Problem details:
Please copy each of the entries below word for word, without changing anything.

Dataset entries
-- Start --
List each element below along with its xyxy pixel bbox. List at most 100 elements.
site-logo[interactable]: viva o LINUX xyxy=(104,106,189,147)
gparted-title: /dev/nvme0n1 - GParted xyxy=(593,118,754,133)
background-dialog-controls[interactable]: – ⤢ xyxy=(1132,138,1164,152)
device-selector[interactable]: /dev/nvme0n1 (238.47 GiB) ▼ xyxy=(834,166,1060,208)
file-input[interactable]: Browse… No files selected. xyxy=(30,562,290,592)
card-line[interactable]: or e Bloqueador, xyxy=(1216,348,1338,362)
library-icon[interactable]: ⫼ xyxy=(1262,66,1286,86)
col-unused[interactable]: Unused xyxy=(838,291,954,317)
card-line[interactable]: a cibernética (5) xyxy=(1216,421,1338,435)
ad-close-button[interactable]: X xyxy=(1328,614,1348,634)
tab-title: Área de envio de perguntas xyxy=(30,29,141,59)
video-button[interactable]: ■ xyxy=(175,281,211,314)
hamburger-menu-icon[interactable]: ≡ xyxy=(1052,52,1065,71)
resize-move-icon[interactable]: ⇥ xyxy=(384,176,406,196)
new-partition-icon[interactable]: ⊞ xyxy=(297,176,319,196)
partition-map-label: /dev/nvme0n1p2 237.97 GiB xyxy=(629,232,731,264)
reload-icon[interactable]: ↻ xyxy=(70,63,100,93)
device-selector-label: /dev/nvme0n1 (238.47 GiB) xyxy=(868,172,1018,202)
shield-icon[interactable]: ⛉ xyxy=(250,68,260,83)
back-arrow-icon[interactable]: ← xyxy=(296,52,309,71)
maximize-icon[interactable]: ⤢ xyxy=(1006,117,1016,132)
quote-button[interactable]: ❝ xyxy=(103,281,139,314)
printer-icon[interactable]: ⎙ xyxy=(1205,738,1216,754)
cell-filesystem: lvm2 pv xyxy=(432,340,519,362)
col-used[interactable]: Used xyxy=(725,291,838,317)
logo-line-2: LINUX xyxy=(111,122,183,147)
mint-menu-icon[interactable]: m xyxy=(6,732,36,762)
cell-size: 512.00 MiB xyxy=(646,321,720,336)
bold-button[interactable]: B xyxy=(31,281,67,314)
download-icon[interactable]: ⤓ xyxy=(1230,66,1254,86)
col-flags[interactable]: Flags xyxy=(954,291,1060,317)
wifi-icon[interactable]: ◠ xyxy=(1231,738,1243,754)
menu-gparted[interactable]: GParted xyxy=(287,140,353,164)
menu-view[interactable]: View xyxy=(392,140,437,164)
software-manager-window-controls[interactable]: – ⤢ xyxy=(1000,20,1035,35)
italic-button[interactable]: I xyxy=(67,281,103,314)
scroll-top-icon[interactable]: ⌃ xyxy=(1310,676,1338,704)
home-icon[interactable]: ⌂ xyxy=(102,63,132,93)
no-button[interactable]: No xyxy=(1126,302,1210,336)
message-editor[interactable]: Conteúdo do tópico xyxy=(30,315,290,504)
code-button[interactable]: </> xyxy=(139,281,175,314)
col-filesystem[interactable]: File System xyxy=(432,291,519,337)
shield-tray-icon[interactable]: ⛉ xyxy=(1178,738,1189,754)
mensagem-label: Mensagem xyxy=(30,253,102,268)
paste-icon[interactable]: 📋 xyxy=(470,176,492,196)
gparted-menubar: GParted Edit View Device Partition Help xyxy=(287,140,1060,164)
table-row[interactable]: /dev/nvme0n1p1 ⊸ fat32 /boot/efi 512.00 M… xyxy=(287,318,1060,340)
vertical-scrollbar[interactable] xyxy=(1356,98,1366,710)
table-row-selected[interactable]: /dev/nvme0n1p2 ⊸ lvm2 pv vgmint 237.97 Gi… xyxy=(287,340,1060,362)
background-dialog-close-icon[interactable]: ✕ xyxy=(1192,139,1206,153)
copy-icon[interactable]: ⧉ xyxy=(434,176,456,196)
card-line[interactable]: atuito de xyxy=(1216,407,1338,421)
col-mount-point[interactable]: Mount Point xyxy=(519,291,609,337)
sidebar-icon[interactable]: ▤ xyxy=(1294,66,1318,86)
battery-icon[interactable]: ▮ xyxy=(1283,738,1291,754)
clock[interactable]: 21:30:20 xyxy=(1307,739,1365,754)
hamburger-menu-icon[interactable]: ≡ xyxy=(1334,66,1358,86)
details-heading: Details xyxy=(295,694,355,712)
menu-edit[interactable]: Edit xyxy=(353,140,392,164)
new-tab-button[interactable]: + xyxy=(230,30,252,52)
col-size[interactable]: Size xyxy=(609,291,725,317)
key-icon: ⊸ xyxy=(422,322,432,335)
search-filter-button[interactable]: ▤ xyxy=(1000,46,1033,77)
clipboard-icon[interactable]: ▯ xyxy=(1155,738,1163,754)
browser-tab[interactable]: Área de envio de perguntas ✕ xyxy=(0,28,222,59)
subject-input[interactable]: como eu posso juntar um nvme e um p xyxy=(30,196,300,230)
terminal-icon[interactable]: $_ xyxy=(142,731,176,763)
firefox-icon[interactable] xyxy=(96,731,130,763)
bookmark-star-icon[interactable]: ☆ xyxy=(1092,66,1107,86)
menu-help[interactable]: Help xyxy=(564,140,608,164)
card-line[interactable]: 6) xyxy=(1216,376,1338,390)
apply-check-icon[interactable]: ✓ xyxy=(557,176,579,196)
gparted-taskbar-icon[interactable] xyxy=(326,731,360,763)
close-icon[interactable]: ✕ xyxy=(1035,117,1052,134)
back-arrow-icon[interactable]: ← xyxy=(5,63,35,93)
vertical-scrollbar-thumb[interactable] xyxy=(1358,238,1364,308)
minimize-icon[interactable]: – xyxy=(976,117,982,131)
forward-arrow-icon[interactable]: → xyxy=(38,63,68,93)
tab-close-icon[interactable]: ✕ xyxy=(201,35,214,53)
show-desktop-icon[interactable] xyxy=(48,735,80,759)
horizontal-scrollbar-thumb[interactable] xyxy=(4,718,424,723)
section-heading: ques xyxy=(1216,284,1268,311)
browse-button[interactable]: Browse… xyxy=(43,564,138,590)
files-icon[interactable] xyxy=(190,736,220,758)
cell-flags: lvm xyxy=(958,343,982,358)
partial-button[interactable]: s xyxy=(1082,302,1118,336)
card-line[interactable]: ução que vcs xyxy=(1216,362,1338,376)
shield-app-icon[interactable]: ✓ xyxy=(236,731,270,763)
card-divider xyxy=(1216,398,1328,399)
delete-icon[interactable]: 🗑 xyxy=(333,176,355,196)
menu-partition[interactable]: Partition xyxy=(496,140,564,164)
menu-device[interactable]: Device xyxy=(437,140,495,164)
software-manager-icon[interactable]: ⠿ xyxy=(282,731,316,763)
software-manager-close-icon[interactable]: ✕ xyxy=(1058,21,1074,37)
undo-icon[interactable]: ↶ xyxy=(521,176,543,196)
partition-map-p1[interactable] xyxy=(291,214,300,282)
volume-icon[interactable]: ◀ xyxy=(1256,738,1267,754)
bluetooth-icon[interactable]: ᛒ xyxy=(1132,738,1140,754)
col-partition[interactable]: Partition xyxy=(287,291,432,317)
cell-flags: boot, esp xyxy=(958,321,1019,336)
-- End --
Final answer:
List each element below along with its xyxy pixel bbox. List at most 100 elements.
site-logo[interactable]: viva o LINUX xyxy=(104,106,189,147)
gparted-title: /dev/nvme0n1 - GParted xyxy=(593,118,754,133)
background-dialog-controls[interactable]: – ⤢ xyxy=(1132,138,1164,152)
device-selector[interactable]: /dev/nvme0n1 (238.47 GiB) ▼ xyxy=(834,166,1060,208)
file-input[interactable]: Browse… No files selected. xyxy=(30,562,290,592)
card-line[interactable]: or e Bloqueador, xyxy=(1216,348,1338,362)
library-icon[interactable]: ⫼ xyxy=(1262,66,1286,86)
col-unused[interactable]: Unused xyxy=(838,291,954,317)
card-line[interactable]: a cibernética (5) xyxy=(1216,421,1338,435)
ad-close-button[interactable]: X xyxy=(1328,614,1348,634)
tab-title: Área de envio de perguntas xyxy=(30,29,141,59)
video-button[interactable]: ■ xyxy=(175,281,211,314)
hamburger-menu-icon[interactable]: ≡ xyxy=(1052,52,1065,71)
resize-move-icon[interactable]: ⇥ xyxy=(384,176,406,196)
new-partition-icon[interactable]: ⊞ xyxy=(297,176,319,196)
partition-map-label: /dev/nvme0n1p2 237.97 GiB xyxy=(629,232,731,264)
reload-icon[interactable]: ↻ xyxy=(70,63,100,93)
device-selector-label: /dev/nvme0n1 (238.47 GiB) xyxy=(868,172,1018,202)
shield-icon[interactable]: ⛉ xyxy=(250,68,260,83)
back-arrow-icon[interactable]: ← xyxy=(296,52,309,71)
maximize-icon[interactable]: ⤢ xyxy=(1006,117,1016,132)
quote-button[interactable]: ❝ xyxy=(103,281,139,314)
printer-icon[interactable]: ⎙ xyxy=(1205,738,1216,754)
cell-filesystem: lvm2 pv xyxy=(432,340,519,362)
col-used[interactable]: Used xyxy=(725,291,838,317)
logo-line-2: LINUX xyxy=(111,122,183,147)
mint-menu-icon[interactable]: m xyxy=(6,732,36,762)
cell-size: 512.00 MiB xyxy=(646,321,720,336)
bold-button[interactable]: B xyxy=(31,281,67,314)
download-icon[interactable]: ⤓ xyxy=(1230,66,1254,86)
col-flags[interactable]: Flags xyxy=(954,291,1060,317)
wifi-icon[interactable]: ◠ xyxy=(1231,738,1243,754)
menu-gparted[interactable]: GParted xyxy=(287,140,353,164)
menu-view[interactable]: View xyxy=(392,140,437,164)
software-manager-window-controls[interactable]: – ⤢ xyxy=(1000,20,1035,35)
italic-button[interactable]: I xyxy=(67,281,103,314)
scroll-top-icon[interactable]: ⌃ xyxy=(1310,676,1338,704)
home-icon[interactable]: ⌂ xyxy=(102,63,132,93)
no-button[interactable]: No xyxy=(1126,302,1210,336)
message-editor[interactable]: Conteúdo do tópico xyxy=(30,315,290,504)
code-button[interactable]: </> xyxy=(139,281,175,314)
col-filesystem[interactable]: File System xyxy=(432,291,519,337)
shield-tray-icon[interactable]: ⛉ xyxy=(1178,738,1189,754)
mensagem-label: Mensagem xyxy=(30,253,102,268)
paste-icon[interactable]: 📋 xyxy=(470,176,492,196)
gparted-menubar: GParted Edit View Device Partition Help xyxy=(287,140,1060,164)
table-row[interactable]: /dev/nvme0n1p1 ⊸ fat32 /boot/efi 512.00 M… xyxy=(287,318,1060,340)
vertical-scrollbar[interactable] xyxy=(1356,98,1366,710)
table-row-selected[interactable]: /dev/nvme0n1p2 ⊸ lvm2 pv vgmint 237.97 Gi… xyxy=(287,340,1060,362)
background-dialog-close-icon[interactable]: ✕ xyxy=(1192,139,1206,153)
copy-icon[interactable]: ⧉ xyxy=(434,176,456,196)
card-line[interactable]: atuito de xyxy=(1216,407,1338,421)
col-mount-point[interactable]: Mount Point xyxy=(519,291,609,337)
sidebar-icon[interactable]: ▤ xyxy=(1294,66,1318,86)
battery-icon[interactable]: ▮ xyxy=(1283,738,1291,754)
clock[interactable]: 21:30:20 xyxy=(1307,739,1365,754)
hamburger-menu-icon[interactable]: ≡ xyxy=(1334,66,1358,86)
details-heading: Details xyxy=(295,694,355,712)
menu-edit[interactable]: Edit xyxy=(353,140,392,164)
new-tab-button[interactable]: + xyxy=(230,30,252,52)
col-size[interactable]: Size xyxy=(609,291,725,317)
key-icon: ⊸ xyxy=(422,322,432,335)
search-filter-button[interactable]: ▤ xyxy=(1000,46,1033,77)
clipboard-icon[interactable]: ▯ xyxy=(1155,738,1163,754)
browser-tab[interactable]: Área de envio de perguntas ✕ xyxy=(0,28,222,59)
subject-input[interactable]: como eu posso juntar um nvme e um p xyxy=(30,196,300,230)
terminal-icon[interactable]: $_ xyxy=(142,731,176,763)
firefox-icon[interactable] xyxy=(96,731,130,763)
bookmark-star-icon[interactable]: ☆ xyxy=(1092,66,1107,86)
menu-help[interactable]: Help xyxy=(564,140,608,164)
card-line[interactable]: 6) xyxy=(1216,376,1338,390)
apply-check-icon[interactable]: ✓ xyxy=(557,176,579,196)
gparted-taskbar-icon[interactable] xyxy=(326,731,360,763)
close-icon[interactable]: ✕ xyxy=(1035,117,1052,134)
back-arrow-icon[interactable]: ← xyxy=(5,63,35,93)
vertical-scrollbar-thumb[interactable] xyxy=(1358,238,1364,308)
minimize-icon[interactable]: – xyxy=(976,117,982,131)
forward-arrow-icon[interactable]: → xyxy=(38,63,68,93)
tab-close-icon[interactable]: ✕ xyxy=(201,35,214,53)
show-desktop-icon[interactable] xyxy=(48,735,80,759)
horizontal-scrollbar-thumb[interactable] xyxy=(4,718,424,723)
section-heading: ques xyxy=(1216,284,1268,311)
browse-button[interactable]: Browse… xyxy=(43,564,138,590)
files-icon[interactable] xyxy=(190,736,220,758)
cell-flags: lvm xyxy=(958,343,982,358)
partial-button[interactable]: s xyxy=(1082,302,1118,336)
card-line[interactable]: ução que vcs xyxy=(1216,362,1338,376)
shield-app-icon[interactable]: ✓ xyxy=(236,731,270,763)
card-divider xyxy=(1216,398,1328,399)
delete-icon[interactable]: 🗑 xyxy=(333,176,355,196)
menu-partition[interactable]: Partition xyxy=(496,140,564,164)
menu-device[interactable]: Device xyxy=(437,140,495,164)
software-manager-icon[interactable]: ⠿ xyxy=(282,731,316,763)
software-manager-close-icon[interactable]: ✕ xyxy=(1058,21,1074,37)
undo-icon[interactable]: ↶ xyxy=(521,176,543,196)
partition-map-p1[interactable] xyxy=(291,214,300,282)
volume-icon[interactable]: ◀ xyxy=(1256,738,1267,754)
bluetooth-icon[interactable]: ᛒ xyxy=(1132,738,1140,754)
col-partition[interactable]: Partition xyxy=(287,291,432,317)
cell-flags: boot, esp xyxy=(958,321,1019,336)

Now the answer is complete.